(Request) Could you write out the records below exactly as they appear, leaving out any pictures?

--- Supplied records ---

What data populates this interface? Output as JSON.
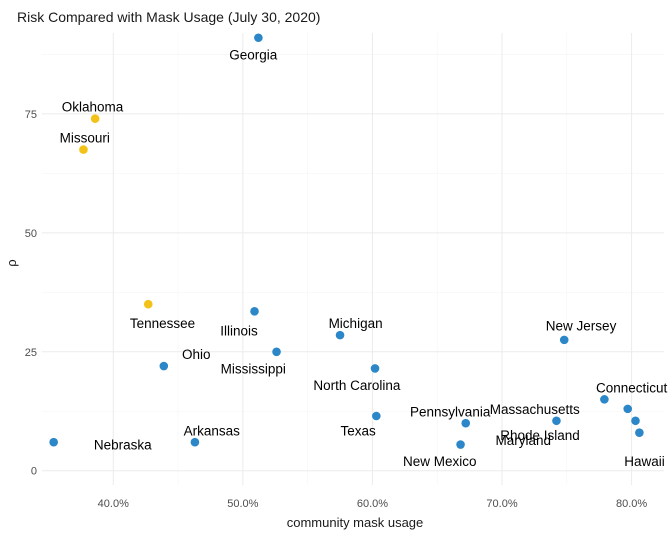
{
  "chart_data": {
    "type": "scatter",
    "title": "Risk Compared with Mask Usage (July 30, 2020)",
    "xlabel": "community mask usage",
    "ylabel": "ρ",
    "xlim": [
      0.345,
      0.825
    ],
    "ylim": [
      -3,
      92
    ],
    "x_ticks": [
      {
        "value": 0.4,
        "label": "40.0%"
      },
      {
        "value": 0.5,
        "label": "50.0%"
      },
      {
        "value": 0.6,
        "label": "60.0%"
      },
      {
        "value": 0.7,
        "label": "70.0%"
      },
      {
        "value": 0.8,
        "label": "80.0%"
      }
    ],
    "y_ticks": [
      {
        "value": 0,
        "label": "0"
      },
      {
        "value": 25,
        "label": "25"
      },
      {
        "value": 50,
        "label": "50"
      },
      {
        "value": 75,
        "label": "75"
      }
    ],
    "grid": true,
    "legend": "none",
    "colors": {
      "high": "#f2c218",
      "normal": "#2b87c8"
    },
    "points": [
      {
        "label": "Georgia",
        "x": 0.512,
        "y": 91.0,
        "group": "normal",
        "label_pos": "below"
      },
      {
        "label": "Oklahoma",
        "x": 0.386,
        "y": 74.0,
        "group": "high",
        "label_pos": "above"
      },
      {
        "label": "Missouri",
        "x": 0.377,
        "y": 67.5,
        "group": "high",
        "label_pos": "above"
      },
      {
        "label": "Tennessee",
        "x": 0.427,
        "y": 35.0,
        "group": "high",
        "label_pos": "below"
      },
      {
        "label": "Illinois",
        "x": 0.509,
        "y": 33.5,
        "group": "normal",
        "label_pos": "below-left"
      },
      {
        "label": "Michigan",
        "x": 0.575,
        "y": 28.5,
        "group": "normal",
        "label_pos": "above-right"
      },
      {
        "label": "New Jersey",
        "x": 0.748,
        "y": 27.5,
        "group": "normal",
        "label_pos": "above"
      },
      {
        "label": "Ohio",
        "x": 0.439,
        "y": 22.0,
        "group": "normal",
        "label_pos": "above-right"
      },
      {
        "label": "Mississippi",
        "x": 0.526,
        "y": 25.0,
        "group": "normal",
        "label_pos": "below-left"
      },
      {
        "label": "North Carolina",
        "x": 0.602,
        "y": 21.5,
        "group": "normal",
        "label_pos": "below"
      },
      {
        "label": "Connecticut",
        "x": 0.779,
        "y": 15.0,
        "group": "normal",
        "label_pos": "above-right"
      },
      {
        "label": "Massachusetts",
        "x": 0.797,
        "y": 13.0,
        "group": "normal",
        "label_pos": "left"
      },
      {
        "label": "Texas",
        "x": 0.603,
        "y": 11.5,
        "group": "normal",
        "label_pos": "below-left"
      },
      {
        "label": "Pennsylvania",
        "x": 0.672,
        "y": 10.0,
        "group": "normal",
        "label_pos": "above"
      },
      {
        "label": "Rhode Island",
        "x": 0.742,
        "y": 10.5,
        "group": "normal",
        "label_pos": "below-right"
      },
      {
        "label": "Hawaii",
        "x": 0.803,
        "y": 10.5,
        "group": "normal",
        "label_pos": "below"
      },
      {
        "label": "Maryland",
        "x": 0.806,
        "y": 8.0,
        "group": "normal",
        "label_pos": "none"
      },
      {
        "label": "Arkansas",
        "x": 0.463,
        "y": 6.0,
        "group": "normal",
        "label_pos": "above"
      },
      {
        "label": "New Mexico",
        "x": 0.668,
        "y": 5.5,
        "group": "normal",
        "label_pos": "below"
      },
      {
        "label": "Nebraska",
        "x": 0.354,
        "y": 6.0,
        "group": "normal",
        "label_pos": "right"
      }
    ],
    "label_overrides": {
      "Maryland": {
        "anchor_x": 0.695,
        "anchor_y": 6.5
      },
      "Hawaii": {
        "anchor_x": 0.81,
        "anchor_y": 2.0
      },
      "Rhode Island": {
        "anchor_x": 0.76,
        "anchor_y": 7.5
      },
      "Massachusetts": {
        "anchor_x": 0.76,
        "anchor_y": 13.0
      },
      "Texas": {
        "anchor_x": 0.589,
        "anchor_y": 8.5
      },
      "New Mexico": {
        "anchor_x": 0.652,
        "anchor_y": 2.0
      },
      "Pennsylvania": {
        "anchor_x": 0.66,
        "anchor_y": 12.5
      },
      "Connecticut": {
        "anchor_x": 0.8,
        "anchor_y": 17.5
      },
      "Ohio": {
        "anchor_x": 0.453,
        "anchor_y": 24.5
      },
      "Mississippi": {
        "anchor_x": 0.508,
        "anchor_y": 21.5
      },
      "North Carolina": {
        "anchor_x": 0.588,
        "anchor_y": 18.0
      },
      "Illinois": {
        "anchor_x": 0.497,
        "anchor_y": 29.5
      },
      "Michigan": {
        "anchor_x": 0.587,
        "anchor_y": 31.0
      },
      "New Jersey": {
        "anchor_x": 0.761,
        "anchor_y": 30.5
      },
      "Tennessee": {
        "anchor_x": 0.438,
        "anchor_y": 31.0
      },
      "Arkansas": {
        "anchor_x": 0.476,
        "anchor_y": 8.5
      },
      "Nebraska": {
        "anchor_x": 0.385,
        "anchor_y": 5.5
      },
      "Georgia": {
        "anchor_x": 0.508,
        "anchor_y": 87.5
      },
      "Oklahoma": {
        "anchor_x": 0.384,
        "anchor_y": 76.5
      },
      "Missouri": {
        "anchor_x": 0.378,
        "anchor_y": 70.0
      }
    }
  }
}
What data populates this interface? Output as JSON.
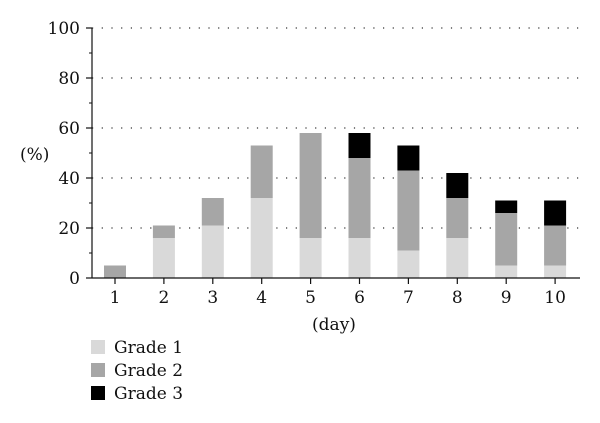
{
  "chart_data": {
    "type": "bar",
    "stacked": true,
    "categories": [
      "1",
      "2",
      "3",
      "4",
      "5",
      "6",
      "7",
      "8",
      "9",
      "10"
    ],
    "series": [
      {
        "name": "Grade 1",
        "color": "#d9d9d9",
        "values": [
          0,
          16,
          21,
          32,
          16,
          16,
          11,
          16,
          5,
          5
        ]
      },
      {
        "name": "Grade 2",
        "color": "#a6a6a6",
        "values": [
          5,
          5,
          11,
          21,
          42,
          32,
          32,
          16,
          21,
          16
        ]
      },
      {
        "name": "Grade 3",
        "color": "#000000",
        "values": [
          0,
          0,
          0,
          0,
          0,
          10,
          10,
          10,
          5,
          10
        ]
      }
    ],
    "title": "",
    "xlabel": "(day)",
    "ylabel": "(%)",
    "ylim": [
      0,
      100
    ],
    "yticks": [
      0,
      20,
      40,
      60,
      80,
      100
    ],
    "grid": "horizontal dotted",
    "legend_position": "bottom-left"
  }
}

---

(Task solution)
What data populates this interface? Output as JSON.
{
  "chart_data": {
    "type": "scatter",
    "title": "Risk Compared with Mask Usage (July 30, 2020)",
    "xlabel": "community mask usage",
    "ylabel": "ρ",
    "xlim": [
      0.345,
      0.825
    ],
    "ylim": [
      -3,
      92
    ],
    "x_ticks": [
      {
        "value": 0.4,
        "label": "40.0%"
      },
      {
        "value": 0.5,
        "label": "50.0%"
      },
      {
        "value": 0.6,
        "label": "60.0%"
      },
      {
        "value": 0.7,
        "label": "70.0%"
      },
      {
        "value": 0.8,
        "label": "80.0%"
      }
    ],
    "y_ticks": [
      {
        "value": 0,
        "label": "0"
      },
      {
        "value": 25,
        "label": "25"
      },
      {
        "value": 50,
        "label": "50"
      },
      {
        "value": 75,
        "label": "75"
      }
    ],
    "grid": true,
    "legend": "none",
    "colors": {
      "high": "#f2c218",
      "normal": "#2b87c8"
    },
    "points": [
      {
        "label": "Georgia",
        "x": 0.512,
        "y": 91.0,
        "group": "normal",
        "label_pos": "below"
      },
      {
        "label": "Oklahoma",
        "x": 0.386,
        "y": 74.0,
        "group": "high",
        "label_pos": "above"
      },
      {
        "label": "Missouri",
        "x": 0.377,
        "y": 67.5,
        "group": "high",
        "label_pos": "above"
      },
      {
        "label": "Tennessee",
        "x": 0.427,
        "y": 35.0,
        "group": "high",
        "label_pos": "below"
      },
      {
        "label": "Illinois",
        "x": 0.509,
        "y": 33.5,
        "group": "normal",
        "label_pos": "below-left"
      },
      {
        "label": "Michigan",
        "x": 0.575,
        "y": 28.5,
        "group": "normal",
        "label_pos": "above-right"
      },
      {
        "label": "New Jersey",
        "x": 0.748,
        "y": 27.5,
        "group": "normal",
        "label_pos": "above"
      },
      {
        "label": "Ohio",
        "x": 0.439,
        "y": 22.0,
        "group": "normal",
        "label_pos": "above-right"
      },
      {
        "label": "Mississippi",
        "x": 0.526,
        "y": 25.0,
        "group": "normal",
        "label_pos": "below-left"
      },
      {
        "label": "North Carolina",
        "x": 0.602,
        "y": 21.5,
        "group": "normal",
        "label_pos": "below"
      },
      {
        "label": "Connecticut",
        "x": 0.779,
        "y": 15.0,
        "group": "normal",
        "label_pos": "above-right"
      },
      {
        "label": "Massachusetts",
        "x": 0.797,
        "y": 13.0,
        "group": "normal",
        "label_pos": "left"
      },
      {
        "label": "Texas",
        "x": 0.603,
        "y": 11.5,
        "group": "normal",
        "label_pos": "below-left"
      },
      {
        "label": "Pennsylvania",
        "x": 0.672,
        "y": 10.0,
        "group": "normal",
        "label_pos": "above"
      },
      {
        "label": "Rhode Island",
        "x": 0.742,
        "y": 10.5,
        "group": "normal",
        "label_pos": "below-right"
      },
      {
        "label": "Hawaii",
        "x": 0.803,
        "y": 10.5,
        "group": "normal",
        "label_pos": "below"
      },
      {
        "label": "Maryland",
        "x": 0.806,
        "y": 8.0,
        "group": "normal",
        "label_pos": "none"
      },
      {
        "label": "Arkansas",
        "x": 0.463,
        "y": 6.0,
        "group": "normal",
        "label_pos": "above"
      },
      {
        "label": "New Mexico",
        "x": 0.668,
        "y": 5.5,
        "group": "normal",
        "label_pos": "below"
      },
      {
        "label": "Nebraska",
        "x": 0.354,
        "y": 6.0,
        "group": "normal",
        "label_pos": "right"
      }
    ],
    "label_overrides": {
      "Maryland": {
        "anchor_x": 0.695,
        "anchor_y": 6.5
      },
      "Hawaii": {
        "anchor_x": 0.81,
        "anchor_y": 2.0
      },
      "Rhode Island": {
        "anchor_x": 0.76,
        "anchor_y": 7.5
      },
      "Massachusetts": {
        "anchor_x": 0.76,
        "anchor_y": 13.0
      },
      "Texas": {
        "anchor_x": 0.589,
        "anchor_y": 8.5
      },
      "New Mexico": {
        "anchor_x": 0.652,
        "anchor_y": 2.0
      },
      "Pennsylvania": {
        "anchor_x": 0.66,
        "anchor_y": 12.5
      },
      "Connecticut": {
        "anchor_x": 0.8,
        "anchor_y": 17.5
      },
      "Ohio": {
        "anchor_x": 0.453,
        "anchor_y": 24.5
      },
      "Mississippi": {
        "anchor_x": 0.508,
        "anchor_y": 21.5
      },
      "North Carolina": {
        "anchor_x": 0.588,
        "anchor_y": 18.0
      },
      "Illinois": {
        "anchor_x": 0.497,
        "anchor_y": 29.5
      },
      "Michigan": {
        "anchor_x": 0.587,
        "anchor_y": 31.0
      },
      "New Jersey": {
        "anchor_x": 0.761,
        "anchor_y": 30.5
      },
      "Tennessee": {
        "anchor_x": 0.438,
        "anchor_y": 31.0
      },
      "Arkansas": {
        "anchor_x": 0.476,
        "anchor_y": 8.5
      },
      "Nebraska": {
        "anchor_x": 0.385,
        "anchor_y": 5.5
      },
      "Georgia": {
        "anchor_x": 0.508,
        "anchor_y": 87.5
      },
      "Oklahoma": {
        "anchor_x": 0.384,
        "anchor_y": 76.5
      },
      "Missouri": {
        "anchor_x": 0.378,
        "anchor_y": 70.0
      }
    }
  }
}
What data populates this interface? Output as JSON.
{
  "chart_data": {
    "type": "bar",
    "stacked": true,
    "categories": [
      "1",
      "2",
      "3",
      "4",
      "5",
      "6",
      "7",
      "8",
      "9",
      "10"
    ],
    "series": [
      {
        "name": "Grade 1",
        "color": "#d9d9d9",
        "values": [
          0,
          16,
          21,
          32,
          16,
          16,
          11,
          16,
          5,
          5
        ]
      },
      {
        "name": "Grade 2",
        "color": "#a6a6a6",
        "values": [
          5,
          5,
          11,
          21,
          42,
          32,
          32,
          16,
          21,
          16
        ]
      },
      {
        "name": "Grade 3",
        "color": "#000000",
        "values": [
          0,
          0,
          0,
          0,
          0,
          10,
          10,
          10,
          5,
          10
        ]
      }
    ],
    "title": "",
    "xlabel": "(day)",
    "ylabel": "(%)",
    "ylim": [
      0,
      100
    ],
    "yticks": [
      0,
      20,
      40,
      60,
      80,
      100
    ],
    "grid": "horizontal dotted",
    "legend_position": "bottom-left"
  }
}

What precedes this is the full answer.